Tasks
#1 Change the part of the seminar schedule that opens with the words containing "Several high level" and closes with "correctness.", putting "compositional proof rules" in place of "high level proof rules".
#2 Extend the seminar schedule with further text that follows on from its final sentence.

Passage to read
Towards a Theory of Sequential Hybrid Programs
Time: 12:00 - 13:00
Speaker: Wang Hanping - UNU/IIST, from Peiking University
Abstract: A theory of Sequential Hybrid Programs (SHP) is studied. SHP is a
programming notation for representing hybrid systems. It contains
a phase statement and the normal sequential programming constructs
such as assignments, conditionals and iterations. Time dependent
dynamical activities of the system are specified by phase
statements. Intermixing of these two features leads to programs
with a rich diversity of behaviours including super dense
computations, infinite executions, finitely divergent executions
and instantaneously divergent executions. Duration calculus is
extended with super dense states, fixed-point operators and
infinite intervals to give a logic USDCI. A compositional
semantics of SHP programs is defined using the logic USDCI.
Several high level proof rules are derived for establishing
specific kinds of properties of SHP programs such as total
correctness and invariance. These high level proof rules provide a
modular and syntax directed method for establishing the properties
of SHP programs with the program structure guiding the proof of
correctness.
13:00 - 14:30: Lunch break
Afternoon session, Chair: Hans Rischel, Danish Technical University
Provably Correct Hardware Compilation
Time: 14:30 - 15:30
Speaker: Jonathan Bowen - The University of Reading, UK
Abstract: The availability of Field Programmable Gate Arrays (FPGA) allows
the fast generation of hardware by a purely software process. This
enables the automatic compilation of a high level description of
hardware into a "netlist" of individual digital hardware
components. The compilation scheme may be verified, allowing an
arbitrary number of circuits to be compiled with the same level of
assurance, instead of needing to be checked individually. The
compilation theorems also may be rapid-prototyped very directly in
a logic programming language such as Prolog. The high level
language used for the circuit description is based on Occam, which
includes parallel constructs, allowing algorithms for (naturally
parallel) hardware to be coded conveniently and efficiently.

Recorded data
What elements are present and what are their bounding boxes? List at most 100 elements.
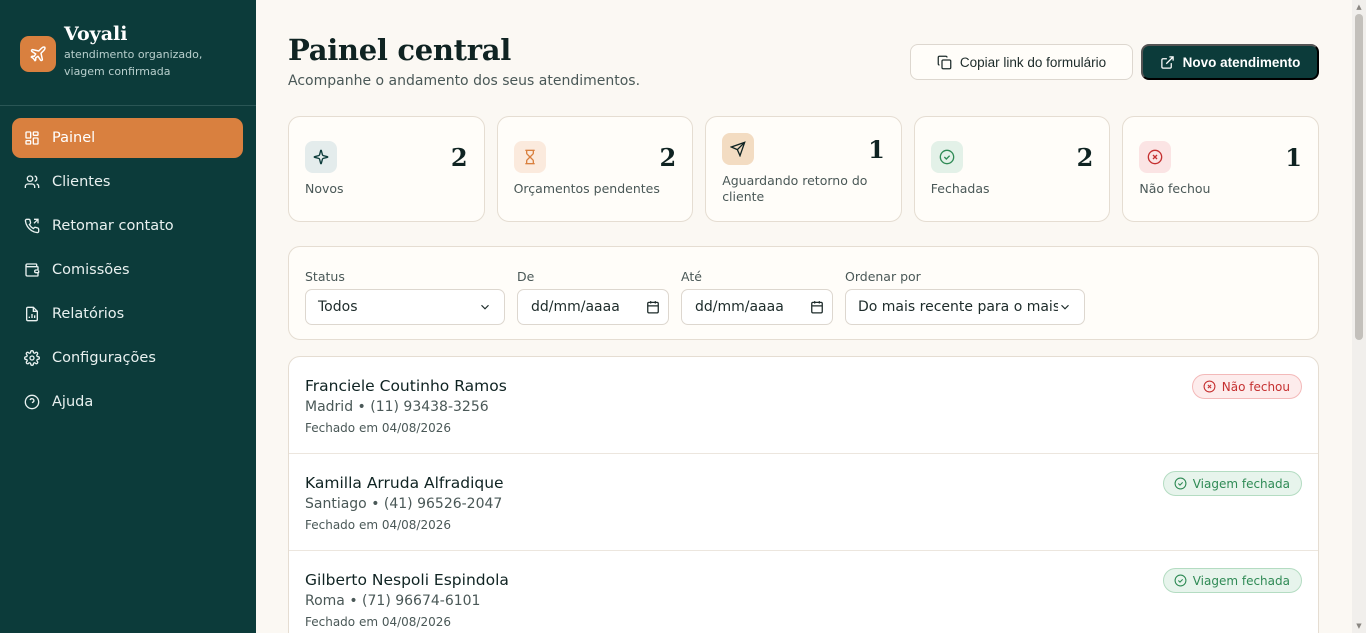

Task-by-task results
#1
Several compositional proof rules are derived for establishing
specific kinds of properties of SHP programs such as total
correctness and invariance. These compositional proof rules provide a
modular and syntax directed method for establishing the properties
of SHP programs with the program structure guiding the proof of
correctness.

#2
Combining Duration Calculus with RAISE
Specification Language
Time: 15:30 - 16:30
Speaker: Xia Yong - UNU/IIST, from East China University
Abstract: RAISE is a product consisting of a development method, an
associated formal specification language (RSL) and a collection of
computer based tools. RAISE has turned out to be useful in the
development of many kinds of software systems. However, RSL has
no " real-time" features, and hence, it is difficult to specify
real-time applications using RSL.
The Duration Calculus (DC) is a formalism which can be used for that. However, DC is "just" a logic, and for practical purposes it would be nice to have a richer language providing modules, facilities for declaring symbols to be used in DC formulas etc.
The goal of our work is two-fold: (1) to extend RSL with real-time features, and (2) to provide a specification language and tools support (e.g. a syntax and type checker, a justification assistant, etc.) for DC.
A first step towards this goal, is to combine DC and RSL achieving the power of both. So far, we have encoded DC in RSL and set up a proof assistant tool, called DC/RJ, to verify (encoded) DC formulas using the RAISE Justification tools. DC/RJ is constructed from encoding of both DC semantics and proof system of Interval Logic & DC.
In our report, we will introduce how DC can be integrated with RSL in detail, and then the construction and hierarchy of DC/RJ are explained. The Gas Burner example is used to show how the assistant works.
Adding time constructors, wait and etc., to RSL will make the new specification language, TRSL, has the power of specifying real-time application. Then the work of finding theoretical foundation for TRSL comes. This is our work of second period. We give an operational semantics to TRSL. What is more, we define pre-order and test equivalence relation to TRSL. We prove the soundness of original proof rules of RSL and our extended rules for TRSL based on our operational semantics. The TRSL development methods are being developed too.
Now, we enter the third period of our work : relate TRSL to DC. We give an "operational semantics with explicit states" to TRSL, and then define some satisfaction relation between TRSL and DC. We will set up a proof system, and prove the soundness with respect to the above operational model. The Gas Burner example will be used again to demonstrate how our proof system apply to an real-time applications.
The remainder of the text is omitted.